EXERCISE BRIEF: Using the listing below, extract each line that has the word "display" in it.

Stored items
....

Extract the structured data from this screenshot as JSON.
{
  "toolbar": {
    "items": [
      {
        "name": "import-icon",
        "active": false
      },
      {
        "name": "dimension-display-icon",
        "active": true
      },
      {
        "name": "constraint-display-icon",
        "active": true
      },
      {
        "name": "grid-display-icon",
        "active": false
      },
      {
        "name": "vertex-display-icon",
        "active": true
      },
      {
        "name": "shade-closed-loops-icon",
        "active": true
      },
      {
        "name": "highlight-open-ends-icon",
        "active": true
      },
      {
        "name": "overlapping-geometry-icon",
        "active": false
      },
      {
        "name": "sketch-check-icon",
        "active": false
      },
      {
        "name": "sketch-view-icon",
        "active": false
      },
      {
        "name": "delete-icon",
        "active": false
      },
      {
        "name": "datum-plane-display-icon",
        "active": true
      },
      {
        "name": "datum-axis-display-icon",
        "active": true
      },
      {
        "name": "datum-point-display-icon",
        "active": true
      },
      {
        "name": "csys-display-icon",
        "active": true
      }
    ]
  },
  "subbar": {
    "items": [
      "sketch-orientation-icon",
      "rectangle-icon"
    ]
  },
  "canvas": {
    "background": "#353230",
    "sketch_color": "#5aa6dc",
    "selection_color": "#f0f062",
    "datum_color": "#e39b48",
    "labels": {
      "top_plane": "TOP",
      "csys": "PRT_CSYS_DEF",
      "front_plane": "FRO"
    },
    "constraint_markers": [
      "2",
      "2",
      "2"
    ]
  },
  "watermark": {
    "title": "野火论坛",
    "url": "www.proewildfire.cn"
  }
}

....

REPLY TO THE EXERCISE:
        "name": "dimension-display-icon",
        "name": "constraint-display-icon",
        "name": "grid-display-icon",
        "name": "vertex-display-icon",
        "name": "datum-plane-display-icon",
        "name": "datum-axis-display-icon",
        "name": "datum-point-display-icon",
        "name": "csys-display-icon",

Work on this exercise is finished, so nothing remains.